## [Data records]

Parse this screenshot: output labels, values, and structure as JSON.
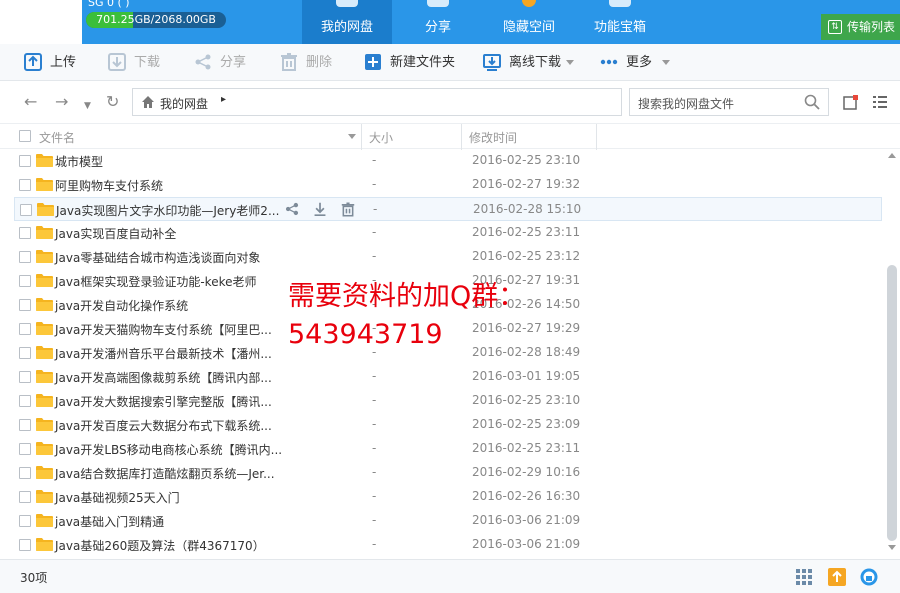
{
  "header": {
    "storage_text": "701.25GB/2068.00GB",
    "storage_fraction": 0.339,
    "user_fragment": "SG 0 ( )",
    "tabs": [
      {
        "label": "我的网盘",
        "active": true
      },
      {
        "label": "分享",
        "active": false
      },
      {
        "label": "隐藏空间",
        "active": false
      },
      {
        "label": "功能宝箱",
        "active": false
      }
    ],
    "transfer_label": "传输列表",
    "colors": {
      "header_blue": "#2a96e8",
      "active_tab": "#1b7dcc",
      "transfer_green": "#3ea64b"
    }
  },
  "toolbar": {
    "upload": "上传",
    "download": "下载",
    "share": "分享",
    "delete": "删除",
    "new_folder": "新建文件夹",
    "offline_download": "离线下载",
    "more": "更多"
  },
  "address": {
    "crumb": "我的网盘",
    "separator": "▸",
    "search_placeholder": "搜索我的网盘文件"
  },
  "columns": {
    "name": "文件名",
    "size": "大小",
    "modified": "修改时间"
  },
  "files": [
    {
      "name": "城市模型",
      "size": "-",
      "time": "2016-02-25 23:10"
    },
    {
      "name": "阿里购物车支付系统",
      "size": "-",
      "time": "2016-02-27 19:32"
    },
    {
      "name": "Java实现图片文字水印功能—Jery老师2...",
      "size": "-",
      "time": "2016-02-28 15:10"
    },
    {
      "name": "Java实现百度自动补全",
      "size": "-",
      "time": "2016-02-25 23:11"
    },
    {
      "name": "Java零基础结合城市构造浅谈面向对象",
      "size": "-",
      "time": "2016-02-25 23:12"
    },
    {
      "name": "Java框架实现登录验证功能-keke老师",
      "size": "-",
      "time": "2016-02-27 19:31"
    },
    {
      "name": "java开发自动化操作系统",
      "size": "-",
      "time": "2016-02-26 14:50"
    },
    {
      "name": "Java开发天猫购物车支付系统【阿里巴...",
      "size": "-",
      "time": "2016-02-27 19:29"
    },
    {
      "name": "Java开发潘州音乐平台最新技术【潘州...",
      "size": "-",
      "time": "2016-02-28 18:49"
    },
    {
      "name": "Java开发高端图像裁剪系统【腾讯内部...",
      "size": "-",
      "time": "2016-03-01 19:05"
    },
    {
      "name": "Java开发大数据搜索引擎完整版【腾讯...",
      "size": "-",
      "time": "2016-02-25 23:10"
    },
    {
      "name": "Java开发百度云大数据分布式下载系统...",
      "size": "-",
      "time": "2016-02-25 23:09"
    },
    {
      "name": "Java开发LBS移动电商核心系统【腾讯内...",
      "size": "-",
      "time": "2016-02-25 23:11"
    },
    {
      "name": "Java结合数据库打造酷炫翻页系统—Jer...",
      "size": "-",
      "time": "2016-02-29 10:16"
    },
    {
      "name": "Java基础视频25天入门",
      "size": "-",
      "time": "2016-02-26 16:30"
    },
    {
      "name": "java基础入门到精通",
      "size": "-",
      "time": "2016-03-06 21:09"
    },
    {
      "name": "Java基础260题及算法（群4367170）",
      "size": "-",
      "time": "2016-03-06 21:09"
    }
  ],
  "status": {
    "count": "30项"
  },
  "overlay": {
    "line1": "需要资料的加Q群：",
    "line2": "543943719"
  }
}
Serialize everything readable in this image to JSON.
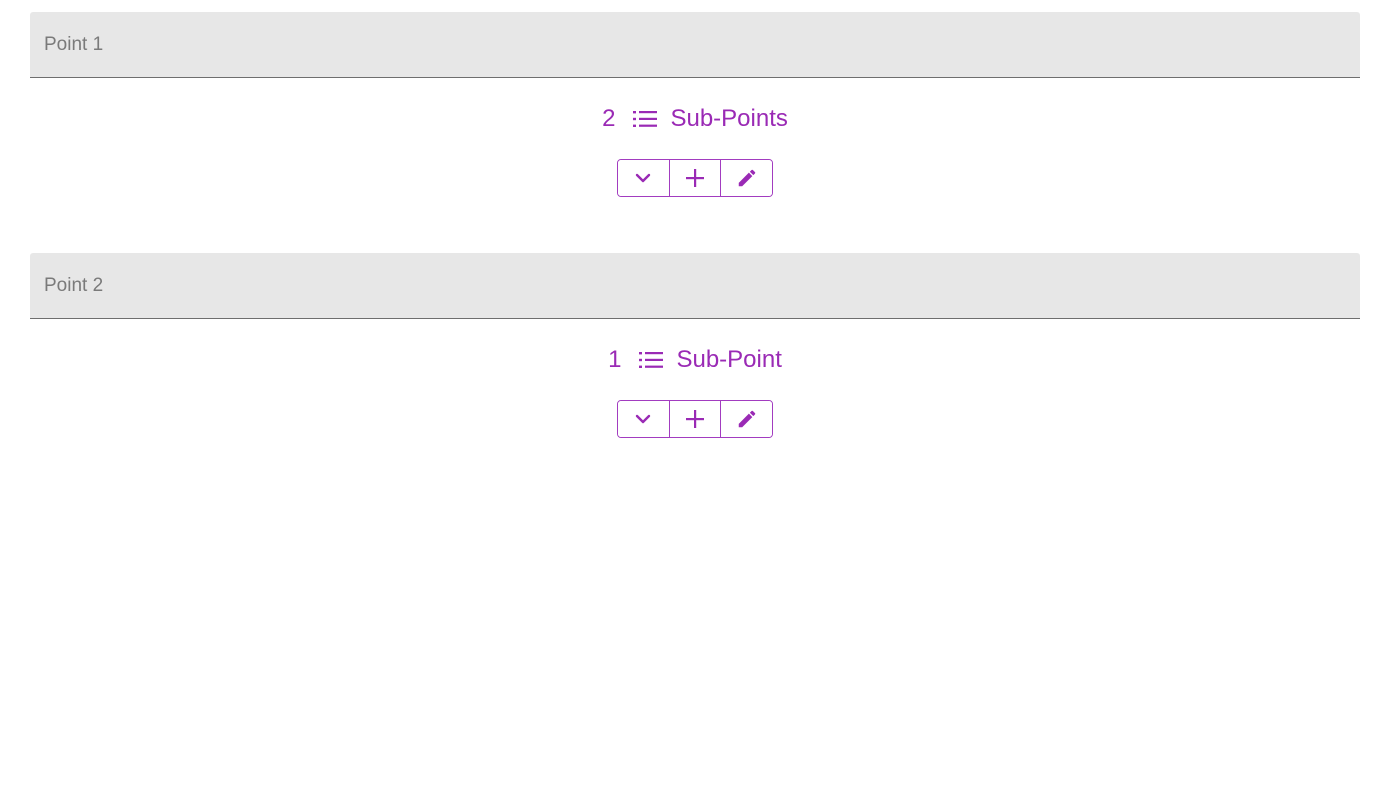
{
  "accent_color": "#9a2ab5",
  "points": [
    {
      "title": "Point 1",
      "sub_count": "2",
      "sub_label": "Sub-Points",
      "icons": {
        "list": "list-icon",
        "expand": "chevron-down-icon",
        "add": "plus-icon",
        "edit": "pencil-icon"
      }
    },
    {
      "title": "Point 2",
      "sub_count": "1",
      "sub_label": "Sub-Point",
      "icons": {
        "list": "list-icon",
        "expand": "chevron-down-icon",
        "add": "plus-icon",
        "edit": "pencil-icon"
      }
    }
  ]
}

## [To do]
Write every record out again exactly; no pictures belong in the copy.

## [Output below]
Parse this screenshot: output labels, values, and structure as JSON.
{
  "header": {
    "storage_text": "701.25GB/2068.00GB",
    "storage_fraction": 0.339,
    "user_fragment": "SG 0 ( )",
    "tabs": [
      {
        "label": "我的网盘",
        "active": true
      },
      {
        "label": "分享",
        "active": false
      },
      {
        "label": "隐藏空间",
        "active": false
      },
      {
        "label": "功能宝箱",
        "active": false
      }
    ],
    "transfer_label": "传输列表",
    "colors": {
      "header_blue": "#2a96e8",
      "active_tab": "#1b7dcc",
      "transfer_green": "#3ea64b"
    }
  },
  "toolbar": {
    "upload": "上传",
    "download": "下载",
    "share": "分享",
    "delete": "删除",
    "new_folder": "新建文件夹",
    "offline_download": "离线下载",
    "more": "更多"
  },
  "address": {
    "crumb": "我的网盘",
    "separator": "▸",
    "search_placeholder": "搜索我的网盘文件"
  },
  "columns": {
    "name": "文件名",
    "size": "大小",
    "modified": "修改时间"
  },
  "files": [
    {
      "name": "城市模型",
      "size": "-",
      "time": "2016-02-25 23:10"
    },
    {
      "name": "阿里购物车支付系统",
      "size": "-",
      "time": "2016-02-27 19:32"
    },
    {
      "name": "Java实现图片文字水印功能—Jery老师2...",
      "size": "-",
      "time": "2016-02-28 15:10"
    },
    {
      "name": "Java实现百度自动补全",
      "size": "-",
      "time": "2016-02-25 23:11"
    },
    {
      "name": "Java零基础结合城市构造浅谈面向对象",
      "size": "-",
      "time": "2016-02-25 23:12"
    },
    {
      "name": "Java框架实现登录验证功能-keke老师",
      "size": "-",
      "time": "2016-02-27 19:31"
    },
    {
      "name": "java开发自动化操作系统",
      "size": "-",
      "time": "2016-02-26 14:50"
    },
    {
      "name": "Java开发天猫购物车支付系统【阿里巴...",
      "size": "-",
      "time": "2016-02-27 19:29"
    },
    {
      "name": "Java开发潘州音乐平台最新技术【潘州...",
      "size": "-",
      "time": "2016-02-28 18:49"
    },
    {
      "name": "Java开发高端图像裁剪系统【腾讯内部...",
      "size": "-",
      "time": "2016-03-01 19:05"
    },
    {
      "name": "Java开发大数据搜索引擎完整版【腾讯...",
      "size": "-",
      "time": "2016-02-25 23:10"
    },
    {
      "name": "Java开发百度云大数据分布式下载系统...",
      "size": "-",
      "time": "2016-02-25 23:09"
    },
    {
      "name": "Java开发LBS移动电商核心系统【腾讯内...",
      "size": "-",
      "time": "2016-02-25 23:11"
    },
    {
      "name": "Java结合数据库打造酷炫翻页系统—Jer...",
      "size": "-",
      "time": "2016-02-29 10:16"
    },
    {
      "name": "Java基础视频25天入门",
      "size": "-",
      "time": "2016-02-26 16:30"
    },
    {
      "name": "java基础入门到精通",
      "size": "-",
      "time": "2016-03-06 21:09"
    },
    {
      "name": "Java基础260题及算法（群4367170）",
      "size": "-",
      "time": "2016-03-06 21:09"
    }
  ],
  "status": {
    "count": "30项"
  },
  "overlay": {
    "line1": "需要资料的加Q群：",
    "line2": "543943719"
  }
}
Serialize everything readable in this image to JSON.
{
  "accent_color": "#9a2ab5",
  "points": [
    {
      "title": "Point 1",
      "sub_count": "2",
      "sub_label": "Sub-Points",
      "icons": {
        "list": "list-icon",
        "expand": "chevron-down-icon",
        "add": "plus-icon",
        "edit": "pencil-icon"
      }
    },
    {
      "title": "Point 2",
      "sub_count": "1",
      "sub_label": "Sub-Point",
      "icons": {
        "list": "list-icon",
        "expand": "chevron-down-icon",
        "add": "plus-icon",
        "edit": "pencil-icon"
      }
    }
  ]
}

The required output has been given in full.